_Do this_
Turn the listing, from its first line through the line that contains "list-item-label: 加速传感器motion —", into a JSON list of strings, one string per line, with both of those lines included and any blank lines omitted.

===============

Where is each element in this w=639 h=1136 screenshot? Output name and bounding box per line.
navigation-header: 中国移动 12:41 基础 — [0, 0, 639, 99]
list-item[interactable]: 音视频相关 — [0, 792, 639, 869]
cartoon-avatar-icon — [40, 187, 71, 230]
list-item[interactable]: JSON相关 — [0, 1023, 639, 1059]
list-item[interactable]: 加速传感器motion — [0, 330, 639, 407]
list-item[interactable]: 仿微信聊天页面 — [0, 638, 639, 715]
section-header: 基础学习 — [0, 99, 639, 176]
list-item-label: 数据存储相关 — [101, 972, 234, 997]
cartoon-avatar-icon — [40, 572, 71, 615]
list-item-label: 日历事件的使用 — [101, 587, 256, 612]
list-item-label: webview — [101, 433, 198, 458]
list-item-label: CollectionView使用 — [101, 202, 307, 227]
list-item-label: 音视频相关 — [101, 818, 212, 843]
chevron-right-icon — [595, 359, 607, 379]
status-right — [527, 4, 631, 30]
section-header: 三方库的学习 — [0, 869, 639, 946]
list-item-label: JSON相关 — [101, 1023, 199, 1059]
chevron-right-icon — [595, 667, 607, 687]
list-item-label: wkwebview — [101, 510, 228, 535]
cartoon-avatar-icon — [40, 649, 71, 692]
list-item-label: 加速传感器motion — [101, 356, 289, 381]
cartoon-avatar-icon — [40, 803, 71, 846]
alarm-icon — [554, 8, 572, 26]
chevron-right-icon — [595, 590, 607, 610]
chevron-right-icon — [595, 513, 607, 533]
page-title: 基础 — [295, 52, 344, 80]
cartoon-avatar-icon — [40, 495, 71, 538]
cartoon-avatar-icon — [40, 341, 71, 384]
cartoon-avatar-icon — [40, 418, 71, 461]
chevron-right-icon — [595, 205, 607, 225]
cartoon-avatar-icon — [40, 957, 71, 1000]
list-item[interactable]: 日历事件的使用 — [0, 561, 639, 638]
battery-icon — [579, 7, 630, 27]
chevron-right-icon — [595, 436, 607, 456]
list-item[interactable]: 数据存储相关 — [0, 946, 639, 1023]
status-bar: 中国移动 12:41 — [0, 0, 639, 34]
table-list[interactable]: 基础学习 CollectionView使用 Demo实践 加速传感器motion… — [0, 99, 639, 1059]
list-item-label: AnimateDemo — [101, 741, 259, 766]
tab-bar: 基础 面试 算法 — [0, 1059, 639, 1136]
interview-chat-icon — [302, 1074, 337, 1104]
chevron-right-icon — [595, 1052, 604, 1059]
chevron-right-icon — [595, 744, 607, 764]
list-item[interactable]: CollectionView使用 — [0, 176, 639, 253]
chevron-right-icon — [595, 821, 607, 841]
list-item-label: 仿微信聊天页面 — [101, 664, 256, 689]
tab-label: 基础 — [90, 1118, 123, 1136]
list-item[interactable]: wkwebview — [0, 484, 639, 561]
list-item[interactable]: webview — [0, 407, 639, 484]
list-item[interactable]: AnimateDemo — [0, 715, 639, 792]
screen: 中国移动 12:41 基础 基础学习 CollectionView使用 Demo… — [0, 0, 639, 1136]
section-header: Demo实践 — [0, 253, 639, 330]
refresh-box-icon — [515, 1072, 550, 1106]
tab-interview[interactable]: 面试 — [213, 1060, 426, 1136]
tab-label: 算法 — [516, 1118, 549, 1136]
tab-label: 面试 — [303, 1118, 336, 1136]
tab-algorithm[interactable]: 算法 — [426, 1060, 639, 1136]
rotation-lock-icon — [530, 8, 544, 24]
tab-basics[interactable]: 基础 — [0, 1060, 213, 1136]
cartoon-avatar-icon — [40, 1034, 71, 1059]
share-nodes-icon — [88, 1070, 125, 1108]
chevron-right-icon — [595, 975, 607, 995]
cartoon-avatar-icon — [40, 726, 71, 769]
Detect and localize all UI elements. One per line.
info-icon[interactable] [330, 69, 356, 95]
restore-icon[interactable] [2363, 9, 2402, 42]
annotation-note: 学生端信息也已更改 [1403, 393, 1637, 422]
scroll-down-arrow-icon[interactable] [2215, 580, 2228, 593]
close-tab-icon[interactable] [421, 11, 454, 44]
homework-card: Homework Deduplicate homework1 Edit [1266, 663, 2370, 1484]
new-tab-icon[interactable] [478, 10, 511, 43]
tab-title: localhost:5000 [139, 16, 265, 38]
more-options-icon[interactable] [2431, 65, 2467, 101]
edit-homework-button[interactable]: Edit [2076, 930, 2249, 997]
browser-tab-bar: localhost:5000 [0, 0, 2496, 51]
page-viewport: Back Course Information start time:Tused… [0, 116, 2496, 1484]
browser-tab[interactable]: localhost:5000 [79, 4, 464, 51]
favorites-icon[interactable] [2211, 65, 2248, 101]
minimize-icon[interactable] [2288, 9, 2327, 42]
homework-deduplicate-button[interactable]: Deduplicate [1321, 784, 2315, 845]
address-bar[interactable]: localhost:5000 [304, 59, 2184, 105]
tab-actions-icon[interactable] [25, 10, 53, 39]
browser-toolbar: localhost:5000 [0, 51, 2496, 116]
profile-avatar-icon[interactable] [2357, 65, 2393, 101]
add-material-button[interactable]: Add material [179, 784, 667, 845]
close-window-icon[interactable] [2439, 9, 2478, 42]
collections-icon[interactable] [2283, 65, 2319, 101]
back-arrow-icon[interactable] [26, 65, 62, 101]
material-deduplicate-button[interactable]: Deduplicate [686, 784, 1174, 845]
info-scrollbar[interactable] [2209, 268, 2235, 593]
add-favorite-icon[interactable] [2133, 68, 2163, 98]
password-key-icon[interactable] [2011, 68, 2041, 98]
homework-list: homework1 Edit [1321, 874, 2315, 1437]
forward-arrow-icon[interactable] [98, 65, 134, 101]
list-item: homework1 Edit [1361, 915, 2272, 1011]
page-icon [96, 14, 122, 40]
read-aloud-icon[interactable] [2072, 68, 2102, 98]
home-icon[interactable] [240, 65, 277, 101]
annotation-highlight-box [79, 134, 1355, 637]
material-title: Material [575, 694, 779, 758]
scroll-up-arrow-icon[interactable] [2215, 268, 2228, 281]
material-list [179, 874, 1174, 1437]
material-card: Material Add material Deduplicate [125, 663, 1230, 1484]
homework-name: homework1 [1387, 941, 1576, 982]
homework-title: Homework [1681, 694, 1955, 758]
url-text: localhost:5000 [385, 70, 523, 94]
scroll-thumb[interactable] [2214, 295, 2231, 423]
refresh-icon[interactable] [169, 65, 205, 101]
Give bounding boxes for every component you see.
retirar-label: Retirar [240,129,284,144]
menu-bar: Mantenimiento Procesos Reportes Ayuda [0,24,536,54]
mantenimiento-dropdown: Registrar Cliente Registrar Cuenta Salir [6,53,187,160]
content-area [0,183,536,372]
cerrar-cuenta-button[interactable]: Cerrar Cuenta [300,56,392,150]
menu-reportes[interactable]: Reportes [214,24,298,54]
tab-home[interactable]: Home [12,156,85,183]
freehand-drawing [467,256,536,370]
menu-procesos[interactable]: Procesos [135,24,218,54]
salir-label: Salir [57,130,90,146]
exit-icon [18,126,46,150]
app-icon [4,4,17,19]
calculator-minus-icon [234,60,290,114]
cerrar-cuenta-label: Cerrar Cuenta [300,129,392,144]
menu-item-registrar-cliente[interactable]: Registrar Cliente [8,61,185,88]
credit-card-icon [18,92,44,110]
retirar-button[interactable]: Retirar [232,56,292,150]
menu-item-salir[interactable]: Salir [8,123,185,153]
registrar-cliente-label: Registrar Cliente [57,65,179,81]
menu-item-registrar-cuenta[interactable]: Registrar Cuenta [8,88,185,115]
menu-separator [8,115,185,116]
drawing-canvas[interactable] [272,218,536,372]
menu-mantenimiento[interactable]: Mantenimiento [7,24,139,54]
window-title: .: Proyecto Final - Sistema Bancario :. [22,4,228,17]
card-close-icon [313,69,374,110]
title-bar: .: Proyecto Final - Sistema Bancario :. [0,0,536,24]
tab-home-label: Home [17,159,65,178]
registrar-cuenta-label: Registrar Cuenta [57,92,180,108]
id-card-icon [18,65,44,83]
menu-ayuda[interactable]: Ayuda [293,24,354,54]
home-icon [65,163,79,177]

===============

_Output for this task_
[
  "Where is each element in this w=639 h=1136 screenshot? Output name and bounding box per line.",
  "navigation-header: 中国移动 12:41 基础 — [0, 0, 639, 99]",
  "list-item[interactable]: 音视频相关 — [0, 792, 639, 869]",
  "cartoon-avatar-icon — [40, 187, 71, 230]",
  "list-item[interactable]: JSON相关 — [0, 1023, 639, 1059]",
  "list-item[interactable]: 加速传感器motion — [0, 330, 639, 407]",
  "list-item[interactable]: 仿微信聊天页面 — [0, 638, 639, 715]",
  "section-header: 基础学习 — [0, 99, 639, 176]",
  "list-item-label: 数据存储相关 — [101, 972, 234, 997]",
  "cartoon-avatar-icon — [40, 572, 71, 615]",
  "list-item-label: 日历事件的使用 — [101, 587, 256, 612]",
  "list-item-label: webview — [101, 433, 198, 458]",
  "list-item-label: CollectionView使用 — [101, 202, 307, 227]",
  "list-item-label: 音视频相关 — [101, 818, 212, 843]",
  "chevron-right-icon — [595, 359, 607, 379]",
  "status-right — [527, 4, 631, 30]",
  "section-header: 三方库的学习 — [0, 869, 639, 946]",
  "list-item-label: JSON相关 — [101, 1023, 199, 1059]",
  "chevron-right-icon — [595, 667, 607, 687]",
  "list-item-label: wkwebview — [101, 510, 228, 535]",
  "cartoon-avatar-icon — [40, 649, 71, 692]",
  "list-item-label: 加速传感器motion — [101, 356, 289, 381]"
]